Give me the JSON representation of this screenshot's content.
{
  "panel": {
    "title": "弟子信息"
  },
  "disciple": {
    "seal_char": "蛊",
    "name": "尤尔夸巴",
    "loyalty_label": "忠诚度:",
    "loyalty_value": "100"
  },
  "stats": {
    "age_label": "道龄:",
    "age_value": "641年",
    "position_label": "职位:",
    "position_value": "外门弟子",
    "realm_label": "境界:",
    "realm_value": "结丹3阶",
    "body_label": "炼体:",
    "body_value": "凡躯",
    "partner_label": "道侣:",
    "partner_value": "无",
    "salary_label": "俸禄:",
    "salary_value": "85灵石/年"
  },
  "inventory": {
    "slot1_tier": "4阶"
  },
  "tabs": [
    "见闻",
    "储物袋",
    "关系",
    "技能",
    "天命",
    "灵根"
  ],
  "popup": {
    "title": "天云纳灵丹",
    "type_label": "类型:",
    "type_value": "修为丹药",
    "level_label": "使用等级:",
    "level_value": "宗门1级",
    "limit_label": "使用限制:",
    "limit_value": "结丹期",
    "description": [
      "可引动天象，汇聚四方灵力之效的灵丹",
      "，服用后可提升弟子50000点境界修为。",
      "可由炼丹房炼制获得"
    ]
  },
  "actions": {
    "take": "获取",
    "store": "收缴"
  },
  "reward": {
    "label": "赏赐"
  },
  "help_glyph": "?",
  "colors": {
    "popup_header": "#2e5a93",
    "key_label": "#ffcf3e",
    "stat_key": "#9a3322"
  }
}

What is expected:
Write out every line of the material again, exactly as it reads.

Solution to the exercise:
Give me the JSON representation of this screenshot's content.
{
  "panel": {
    "title": "弟子信息"
  },
  "disciple": {
    "seal_char": "蛊",
    "name": "尤尔夸巴",
    "loyalty_label": "忠诚度:",
    "loyalty_value": "100"
  },
  "stats": {
    "age_label": "道龄:",
    "age_value": "641年",
    "position_label": "职位:",
    "position_value": "外门弟子",
    "realm_label": "境界:",
    "realm_value": "结丹3阶",
    "body_label": "炼体:",
    "body_value": "凡躯",
    "partner_label": "道侣:",
    "partner_value": "无",
    "salary_label": "俸禄:",
    "salary_value": "85灵石/年"
  },
  "inventory": {
    "slot1_tier": "4阶"
  },
  "tabs": [
    "见闻",
    "储物袋",
    "关系",
    "技能",
    "天命",
    "灵根"
  ],
  "popup": {
    "title": "天云纳灵丹",
    "type_label": "类型:",
    "type_value": "修为丹药",
    "level_label": "使用等级:",
    "level_value": "宗门1级",
    "limit_label": "使用限制:",
    "limit_value": "结丹期",
    "description": [
      "可引动天象，汇聚四方灵力之效的灵丹",
      "，服用后可提升弟子50000点境界修为。",
      "可由炼丹房炼制获得"
    ]
  },
  "actions": {
    "take": "获取",
    "store": "收缴"
  },
  "reward": {
    "label": "赏赐"
  },
  "help_glyph": "?",
  "colors": {
    "popup_header": "#2e5a93",
    "key_label": "#ffcf3e",
    "stat_key": "#9a3322"
  }
}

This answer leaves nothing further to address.